-------- Data

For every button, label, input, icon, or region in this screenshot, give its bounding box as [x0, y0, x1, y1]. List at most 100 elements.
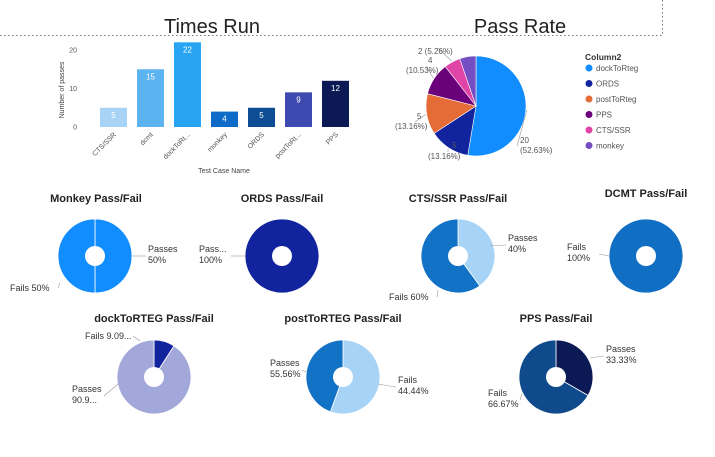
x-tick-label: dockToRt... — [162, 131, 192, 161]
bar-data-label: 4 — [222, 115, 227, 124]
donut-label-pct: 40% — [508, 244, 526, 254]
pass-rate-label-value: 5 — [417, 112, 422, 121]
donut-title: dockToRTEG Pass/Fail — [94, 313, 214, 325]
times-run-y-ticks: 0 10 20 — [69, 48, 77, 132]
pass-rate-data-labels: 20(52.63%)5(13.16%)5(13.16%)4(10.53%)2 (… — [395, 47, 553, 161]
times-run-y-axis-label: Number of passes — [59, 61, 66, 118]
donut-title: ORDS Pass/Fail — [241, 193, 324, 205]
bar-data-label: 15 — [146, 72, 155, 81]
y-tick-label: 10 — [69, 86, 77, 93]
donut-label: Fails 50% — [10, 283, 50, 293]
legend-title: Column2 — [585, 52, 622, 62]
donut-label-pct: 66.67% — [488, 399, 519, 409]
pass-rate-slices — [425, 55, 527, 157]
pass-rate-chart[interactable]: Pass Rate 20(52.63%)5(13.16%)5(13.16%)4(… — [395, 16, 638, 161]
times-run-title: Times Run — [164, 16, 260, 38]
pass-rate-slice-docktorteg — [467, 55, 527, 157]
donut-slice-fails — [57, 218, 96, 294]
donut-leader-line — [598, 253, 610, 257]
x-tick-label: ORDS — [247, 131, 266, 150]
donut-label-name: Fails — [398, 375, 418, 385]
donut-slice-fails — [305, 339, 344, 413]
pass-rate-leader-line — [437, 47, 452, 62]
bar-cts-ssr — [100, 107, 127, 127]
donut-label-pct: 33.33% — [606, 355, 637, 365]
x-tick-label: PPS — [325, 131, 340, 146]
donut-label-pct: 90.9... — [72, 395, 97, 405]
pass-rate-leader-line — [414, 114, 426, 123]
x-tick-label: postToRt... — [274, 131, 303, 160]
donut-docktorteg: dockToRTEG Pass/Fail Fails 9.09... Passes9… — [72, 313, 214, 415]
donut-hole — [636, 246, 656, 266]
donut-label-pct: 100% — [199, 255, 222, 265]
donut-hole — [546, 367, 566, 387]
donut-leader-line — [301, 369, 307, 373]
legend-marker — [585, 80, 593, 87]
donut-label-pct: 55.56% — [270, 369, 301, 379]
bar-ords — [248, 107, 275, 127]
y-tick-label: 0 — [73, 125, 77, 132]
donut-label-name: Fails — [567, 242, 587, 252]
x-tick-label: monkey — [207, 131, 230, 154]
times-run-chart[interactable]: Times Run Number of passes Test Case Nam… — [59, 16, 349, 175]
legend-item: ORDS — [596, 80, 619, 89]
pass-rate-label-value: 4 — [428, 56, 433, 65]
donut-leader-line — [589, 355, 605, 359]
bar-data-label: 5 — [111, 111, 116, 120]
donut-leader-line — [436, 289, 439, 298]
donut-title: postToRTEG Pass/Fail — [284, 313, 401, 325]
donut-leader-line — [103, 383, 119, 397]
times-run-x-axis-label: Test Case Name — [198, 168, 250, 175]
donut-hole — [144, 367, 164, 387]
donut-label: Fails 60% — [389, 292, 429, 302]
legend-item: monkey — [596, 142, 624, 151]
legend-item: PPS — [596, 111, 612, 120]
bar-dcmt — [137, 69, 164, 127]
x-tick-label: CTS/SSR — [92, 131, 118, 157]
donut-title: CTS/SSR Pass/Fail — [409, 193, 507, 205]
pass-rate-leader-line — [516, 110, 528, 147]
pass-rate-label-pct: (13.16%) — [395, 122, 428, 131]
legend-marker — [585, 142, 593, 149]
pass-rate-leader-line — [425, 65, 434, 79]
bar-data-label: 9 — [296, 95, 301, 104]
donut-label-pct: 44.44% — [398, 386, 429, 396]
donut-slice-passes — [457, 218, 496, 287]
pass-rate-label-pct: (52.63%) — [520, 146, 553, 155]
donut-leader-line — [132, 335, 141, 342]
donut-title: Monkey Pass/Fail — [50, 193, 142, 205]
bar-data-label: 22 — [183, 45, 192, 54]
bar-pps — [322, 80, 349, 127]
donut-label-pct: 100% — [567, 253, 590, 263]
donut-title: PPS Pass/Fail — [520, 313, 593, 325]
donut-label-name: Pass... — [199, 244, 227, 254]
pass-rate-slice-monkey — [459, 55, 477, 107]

----------------

■ **Given problem**: Extract the lines starting with the line containing "x-tick-label: dockToRt... —" and ending with the line containing "donut-hole — [636, 246, 656, 266]", inclusive, and repeat them word for word.

■ **Answer**:
x-tick-label: dockToRt... — [162, 131, 192, 161]
bar-data-label: 4 — [222, 115, 227, 124]
donut-label-pct: 40% — [508, 244, 526, 254]
pass-rate-label-value: 5 — [417, 112, 422, 121]
donut-title: dockToRTEG Pass/Fail — [94, 313, 214, 325]
times-run-y-ticks: 0 10 20 — [69, 48, 77, 132]
pass-rate-data-labels: 20(52.63%)5(13.16%)5(13.16%)4(10.53%)2 (… — [395, 47, 553, 161]
times-run-y-axis-label: Number of passes — [59, 61, 66, 118]
donut-title: ORDS Pass/Fail — [241, 193, 324, 205]
bar-data-label: 15 — [146, 72, 155, 81]
y-tick-label: 10 — [69, 86, 77, 93]
donut-label: Fails 50% — [10, 283, 50, 293]
legend-title: Column2 — [585, 52, 622, 62]
donut-label-pct: 66.67% — [488, 399, 519, 409]
pass-rate-slices — [425, 55, 527, 157]
pass-rate-chart[interactable]: Pass Rate 20(52.63%)5(13.16%)5(13.16%)4(… — [395, 16, 638, 161]
times-run-title: Times Run — [164, 16, 260, 38]
pass-rate-slice-docktorteg — [467, 55, 527, 157]
donut-slice-fails — [57, 218, 96, 294]
donut-leader-line — [598, 253, 610, 257]
x-tick-label: ORDS — [247, 131, 266, 150]
donut-label-name: Fails — [398, 375, 418, 385]
donut-slice-fails — [305, 339, 344, 413]
pass-rate-leader-line — [437, 47, 452, 62]
bar-cts-ssr — [100, 107, 127, 127]
donut-label-pct: 33.33% — [606, 355, 637, 365]
x-tick-label: PPS — [325, 131, 340, 146]
donut-label-pct: 90.9... — [72, 395, 97, 405]
pass-rate-leader-line — [414, 114, 426, 123]
x-tick-label: postToRt... — [274, 131, 303, 160]
donut-docktorteg: dockToRTEG Pass/Fail Fails 9.09... Passes9… — [72, 313, 214, 415]
donut-hole — [636, 246, 656, 266]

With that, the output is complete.